Given records:
────────────────
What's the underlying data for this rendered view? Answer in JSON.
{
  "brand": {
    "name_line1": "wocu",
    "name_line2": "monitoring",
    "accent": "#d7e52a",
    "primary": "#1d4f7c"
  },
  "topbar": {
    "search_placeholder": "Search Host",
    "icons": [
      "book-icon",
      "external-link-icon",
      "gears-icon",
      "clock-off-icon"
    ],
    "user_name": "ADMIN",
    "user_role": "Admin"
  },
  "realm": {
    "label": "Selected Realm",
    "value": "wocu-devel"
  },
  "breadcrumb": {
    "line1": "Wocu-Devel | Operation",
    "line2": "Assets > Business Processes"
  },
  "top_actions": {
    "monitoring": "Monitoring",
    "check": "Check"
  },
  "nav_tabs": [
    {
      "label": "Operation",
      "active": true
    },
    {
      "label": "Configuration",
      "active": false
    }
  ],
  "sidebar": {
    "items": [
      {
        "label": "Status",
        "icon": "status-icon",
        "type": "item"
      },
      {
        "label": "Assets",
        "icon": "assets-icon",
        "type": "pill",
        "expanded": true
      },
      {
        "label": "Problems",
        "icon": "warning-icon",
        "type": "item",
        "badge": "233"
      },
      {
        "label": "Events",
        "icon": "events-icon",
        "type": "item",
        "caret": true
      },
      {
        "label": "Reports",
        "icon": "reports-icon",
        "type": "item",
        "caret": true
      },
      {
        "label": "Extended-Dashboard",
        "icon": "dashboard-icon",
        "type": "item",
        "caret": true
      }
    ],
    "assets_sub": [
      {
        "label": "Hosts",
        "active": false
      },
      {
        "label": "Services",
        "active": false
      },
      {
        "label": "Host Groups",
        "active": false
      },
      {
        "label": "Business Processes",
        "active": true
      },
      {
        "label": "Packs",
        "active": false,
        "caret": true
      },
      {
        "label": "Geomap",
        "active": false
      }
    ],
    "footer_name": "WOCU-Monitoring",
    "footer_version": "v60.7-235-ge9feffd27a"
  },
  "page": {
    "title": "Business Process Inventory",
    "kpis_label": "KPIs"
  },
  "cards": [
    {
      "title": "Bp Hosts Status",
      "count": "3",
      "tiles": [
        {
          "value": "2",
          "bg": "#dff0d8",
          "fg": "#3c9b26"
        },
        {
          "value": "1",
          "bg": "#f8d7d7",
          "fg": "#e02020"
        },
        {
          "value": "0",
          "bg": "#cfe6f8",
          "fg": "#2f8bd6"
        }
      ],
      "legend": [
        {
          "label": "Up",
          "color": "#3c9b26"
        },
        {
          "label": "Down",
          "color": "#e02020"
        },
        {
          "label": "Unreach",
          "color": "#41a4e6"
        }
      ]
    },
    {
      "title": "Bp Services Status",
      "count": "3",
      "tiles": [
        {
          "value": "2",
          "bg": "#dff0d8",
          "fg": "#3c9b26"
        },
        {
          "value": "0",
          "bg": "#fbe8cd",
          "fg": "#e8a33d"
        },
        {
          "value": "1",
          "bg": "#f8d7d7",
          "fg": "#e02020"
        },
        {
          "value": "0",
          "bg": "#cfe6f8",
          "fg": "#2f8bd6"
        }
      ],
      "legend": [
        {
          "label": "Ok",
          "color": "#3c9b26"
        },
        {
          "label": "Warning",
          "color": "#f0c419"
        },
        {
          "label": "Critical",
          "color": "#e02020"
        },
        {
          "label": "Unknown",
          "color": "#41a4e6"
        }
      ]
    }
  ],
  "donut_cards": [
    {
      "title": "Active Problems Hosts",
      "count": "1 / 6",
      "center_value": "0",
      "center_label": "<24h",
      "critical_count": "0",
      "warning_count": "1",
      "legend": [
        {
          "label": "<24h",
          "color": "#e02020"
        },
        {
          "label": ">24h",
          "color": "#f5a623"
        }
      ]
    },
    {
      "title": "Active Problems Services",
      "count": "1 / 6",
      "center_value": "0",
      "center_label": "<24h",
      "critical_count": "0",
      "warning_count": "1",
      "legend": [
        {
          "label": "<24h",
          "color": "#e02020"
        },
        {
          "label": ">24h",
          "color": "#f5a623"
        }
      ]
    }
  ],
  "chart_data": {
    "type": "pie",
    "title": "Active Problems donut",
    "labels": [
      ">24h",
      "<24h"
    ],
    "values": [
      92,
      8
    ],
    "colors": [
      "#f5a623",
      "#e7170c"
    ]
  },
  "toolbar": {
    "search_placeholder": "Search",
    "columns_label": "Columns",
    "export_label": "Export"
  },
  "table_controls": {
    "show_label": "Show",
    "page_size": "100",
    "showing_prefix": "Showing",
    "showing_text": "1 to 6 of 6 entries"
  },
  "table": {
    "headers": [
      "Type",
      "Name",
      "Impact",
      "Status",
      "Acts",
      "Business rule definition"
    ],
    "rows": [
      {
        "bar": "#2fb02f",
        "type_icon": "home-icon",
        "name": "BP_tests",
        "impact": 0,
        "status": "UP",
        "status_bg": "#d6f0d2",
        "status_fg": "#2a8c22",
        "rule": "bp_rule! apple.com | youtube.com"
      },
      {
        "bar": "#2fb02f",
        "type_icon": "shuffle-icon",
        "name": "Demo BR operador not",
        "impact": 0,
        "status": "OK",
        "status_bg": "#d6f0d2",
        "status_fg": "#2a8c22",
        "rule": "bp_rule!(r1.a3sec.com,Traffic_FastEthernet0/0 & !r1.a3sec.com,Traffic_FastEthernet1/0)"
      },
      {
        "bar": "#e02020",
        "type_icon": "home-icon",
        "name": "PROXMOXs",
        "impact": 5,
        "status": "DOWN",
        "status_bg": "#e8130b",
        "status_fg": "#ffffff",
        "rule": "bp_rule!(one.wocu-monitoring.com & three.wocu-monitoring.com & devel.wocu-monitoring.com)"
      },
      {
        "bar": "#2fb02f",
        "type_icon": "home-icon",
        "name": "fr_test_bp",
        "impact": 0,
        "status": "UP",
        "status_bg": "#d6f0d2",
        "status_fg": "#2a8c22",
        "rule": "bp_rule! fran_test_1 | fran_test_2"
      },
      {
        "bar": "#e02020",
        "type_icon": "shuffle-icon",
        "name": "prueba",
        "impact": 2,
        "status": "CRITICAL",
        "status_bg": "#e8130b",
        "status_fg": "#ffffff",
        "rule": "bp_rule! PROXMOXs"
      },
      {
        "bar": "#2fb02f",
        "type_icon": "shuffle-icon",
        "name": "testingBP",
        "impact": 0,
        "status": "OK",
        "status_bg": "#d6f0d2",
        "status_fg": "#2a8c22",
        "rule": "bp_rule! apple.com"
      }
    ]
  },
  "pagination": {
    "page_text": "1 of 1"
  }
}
────────────────
Word for word, write out the data.

Task solution:
What's the underlying data for this rendered view? Answer in JSON.
{
  "brand": {
    "name_line1": "wocu",
    "name_line2": "monitoring",
    "accent": "#d7e52a",
    "primary": "#1d4f7c"
  },
  "topbar": {
    "search_placeholder": "Search Host",
    "icons": [
      "book-icon",
      "external-link-icon",
      "gears-icon",
      "clock-off-icon"
    ],
    "user_name": "ADMIN",
    "user_role": "Admin"
  },
  "realm": {
    "label": "Selected Realm",
    "value": "wocu-devel"
  },
  "breadcrumb": {
    "line1": "Wocu-Devel | Operation",
    "line2": "Assets > Business Processes"
  },
  "top_actions": {
    "monitoring": "Monitoring",
    "check": "Check"
  },
  "nav_tabs": [
    {
      "label": "Operation",
      "active": true
    },
    {
      "label": "Configuration",
      "active": false
    }
  ],
  "sidebar": {
    "items": [
      {
        "label": "Status",
        "icon": "status-icon",
        "type": "item"
      },
      {
        "label": "Assets",
        "icon": "assets-icon",
        "type": "pill",
        "expanded": true
      },
      {
        "label": "Problems",
        "icon": "warning-icon",
        "type": "item",
        "badge": "233"
      },
      {
        "label": "Events",
        "icon": "events-icon",
        "type": "item",
        "caret": true
      },
      {
        "label": "Reports",
        "icon": "reports-icon",
        "type": "item",
        "caret": true
      },
      {
        "label": "Extended-Dashboard",
        "icon": "dashboard-icon",
        "type": "item",
        "caret": true
      }
    ],
    "assets_sub": [
      {
        "label": "Hosts",
        "active": false
      },
      {
        "label": "Services",
        "active": false
      },
      {
        "label": "Host Groups",
        "active": false
      },
      {
        "label": "Business Processes",
        "active": true
      },
      {
        "label": "Packs",
        "active": false,
        "caret": true
      },
      {
        "label": "Geomap",
        "active": false
      }
    ],
    "footer_name": "WOCU-Monitoring",
    "footer_version": "v60.7-235-ge9feffd27a"
  },
  "page": {
    "title": "Business Process Inventory",
    "kpis_label": "KPIs"
  },
  "cards": [
    {
      "title": "Bp Hosts Status",
      "count": "3",
      "tiles": [
        {
          "value": "2",
          "bg": "#dff0d8",
          "fg": "#3c9b26"
        },
        {
          "value": "1",
          "bg": "#f8d7d7",
          "fg": "#e02020"
        },
        {
          "value": "0",
          "bg": "#cfe6f8",
          "fg": "#2f8bd6"
        }
      ],
      "legend": [
        {
          "label": "Up",
          "color": "#3c9b26"
        },
        {
          "label": "Down",
          "color": "#e02020"
        },
        {
          "label": "Unreach",
          "color": "#41a4e6"
        }
      ]
    },
    {
      "title": "Bp Services Status",
      "count": "3",
      "tiles": [
        {
          "value": "2",
          "bg": "#dff0d8",
          "fg": "#3c9b26"
        },
        {
          "value": "0",
          "bg": "#fbe8cd",
          "fg": "#e8a33d"
        },
        {
          "value": "1",
          "bg": "#f8d7d7",
          "fg": "#e02020"
        },
        {
          "value": "0",
          "bg": "#cfe6f8",
          "fg": "#2f8bd6"
        }
      ],
      "legend": [
        {
          "label": "Ok",
          "color": "#3c9b26"
        },
        {
          "label": "Warning",
          "color": "#f0c419"
        },
        {
          "label": "Critical",
          "color": "#e02020"
        },
        {
          "label": "Unknown",
          "color": "#41a4e6"
        }
      ]
    }
  ],
  "donut_cards": [
    {
      "title": "Active Problems Hosts",
      "count": "1 / 6",
      "center_value": "0",
      "center_label": "<24h",
      "critical_count": "0",
      "warning_count": "1",
      "legend": [
        {
          "label": "<24h",
          "color": "#e02020"
        },
        {
          "label": ">24h",
          "color": "#f5a623"
        }
      ]
    },
    {
      "title": "Active Problems Services",
      "count": "1 / 6",
      "center_value": "0",
      "center_label": "<24h",
      "critical_count": "0",
      "warning_count": "1",
      "legend": [
        {
          "label": "<24h",
          "color": "#e02020"
        },
        {
          "label": ">24h",
          "color": "#f5a623"
        }
      ]
    }
  ],
  "chart_data": {
    "type": "pie",
    "title": "Active Problems donut",
    "labels": [
      ">24h",
      "<24h"
    ],
    "values": [
      92,
      8
    ],
    "colors": [
      "#f5a623",
      "#e7170c"
    ]
  },
  "toolbar": {
    "search_placeholder": "Search",
    "columns_label": "Columns",
    "export_label": "Export"
  },
  "table_controls": {
    "show_label": "Show",
    "page_size": "100",
    "showing_prefix": "Showing",
    "showing_text": "1 to 6 of 6 entries"
  },
  "table": {
    "headers": [
      "Type",
      "Name",
      "Impact",
      "Status",
      "Acts",
      "Business rule definition"
    ],
    "rows": [
      {
        "bar": "#2fb02f",
        "type_icon": "home-icon",
        "name": "BP_tests",
        "impact": 0,
        "status": "UP",
        "status_bg": "#d6f0d2",
        "status_fg": "#2a8c22",
        "rule": "bp_rule! apple.com | youtube.com"
      },
      {
        "bar": "#2fb02f",
        "type_icon": "shuffle-icon",
        "name": "Demo BR operador not",
        "impact": 0,
        "status": "OK",
        "status_bg": "#d6f0d2",
        "status_fg": "#2a8c22",
        "rule": "bp_rule!(r1.a3sec.com,Traffic_FastEthernet0/0 & !r1.a3sec.com,Traffic_FastEthernet1/0)"
      },
      {
        "bar": "#e02020",
        "type_icon": "home-icon",
        "name": "PROXMOXs",
        "impact": 5,
        "status": "DOWN",
        "status_bg": "#e8130b",
        "status_fg": "#ffffff",
        "rule": "bp_rule!(one.wocu-monitoring.com & three.wocu-monitoring.com & devel.wocu-monitoring.com)"
      },
      {
        "bar": "#2fb02f",
        "type_icon": "home-icon",
        "name": "fr_test_bp",
        "impact": 0,
        "status": "UP",
        "status_bg": "#d6f0d2",
        "status_fg": "#2a8c22",
        "rule": "bp_rule! fran_test_1 | fran_test_2"
      },
      {
        "bar": "#e02020",
        "type_icon": "shuffle-icon",
        "name": "prueba",
        "impact": 2,
        "status": "CRITICAL",
        "status_bg": "#e8130b",
        "status_fg": "#ffffff",
        "rule": "bp_rule! PROXMOXs"
      },
      {
        "bar": "#2fb02f",
        "type_icon": "shuffle-icon",
        "name": "testingBP",
        "impact": 0,
        "status": "OK",
        "status_bg": "#d6f0d2",
        "status_fg": "#2a8c22",
        "rule": "bp_rule! apple.com"
      }
    ]
  },
  "pagination": {
    "page_text": "1 of 1"
  }
}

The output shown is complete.